» **Problem to work on**: Across the material below, how many lines contain the word "Main"? Give only the number.

» **Exercise material**:
* * *

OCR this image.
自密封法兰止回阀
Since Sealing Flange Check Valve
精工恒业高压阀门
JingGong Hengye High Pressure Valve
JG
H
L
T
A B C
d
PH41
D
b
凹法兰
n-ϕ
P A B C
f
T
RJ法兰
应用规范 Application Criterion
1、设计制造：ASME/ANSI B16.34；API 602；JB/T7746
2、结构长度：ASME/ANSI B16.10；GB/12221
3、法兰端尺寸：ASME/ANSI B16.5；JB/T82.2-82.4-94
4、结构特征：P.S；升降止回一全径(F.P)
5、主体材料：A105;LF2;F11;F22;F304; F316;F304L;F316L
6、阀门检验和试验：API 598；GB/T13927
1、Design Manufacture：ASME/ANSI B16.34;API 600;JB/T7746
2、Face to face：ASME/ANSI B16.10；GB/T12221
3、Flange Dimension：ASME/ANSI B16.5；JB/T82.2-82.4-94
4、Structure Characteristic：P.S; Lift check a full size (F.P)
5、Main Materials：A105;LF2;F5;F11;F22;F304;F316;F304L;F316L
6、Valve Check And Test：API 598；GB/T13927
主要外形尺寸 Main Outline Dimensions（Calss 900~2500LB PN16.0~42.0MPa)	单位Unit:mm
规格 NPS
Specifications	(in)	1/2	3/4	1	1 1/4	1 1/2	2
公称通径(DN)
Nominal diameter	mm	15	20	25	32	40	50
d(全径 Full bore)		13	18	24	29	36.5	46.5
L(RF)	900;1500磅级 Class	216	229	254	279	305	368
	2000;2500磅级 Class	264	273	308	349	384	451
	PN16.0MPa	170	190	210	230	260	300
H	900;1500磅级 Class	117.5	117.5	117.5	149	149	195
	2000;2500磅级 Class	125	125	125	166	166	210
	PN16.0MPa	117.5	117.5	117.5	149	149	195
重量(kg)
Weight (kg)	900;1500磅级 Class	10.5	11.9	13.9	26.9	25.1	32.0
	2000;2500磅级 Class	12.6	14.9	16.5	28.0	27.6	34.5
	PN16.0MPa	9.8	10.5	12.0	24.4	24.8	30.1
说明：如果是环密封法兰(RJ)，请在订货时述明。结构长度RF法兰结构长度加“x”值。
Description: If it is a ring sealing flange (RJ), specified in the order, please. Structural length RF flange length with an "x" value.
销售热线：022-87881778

* * *

» **Worked answer**: 2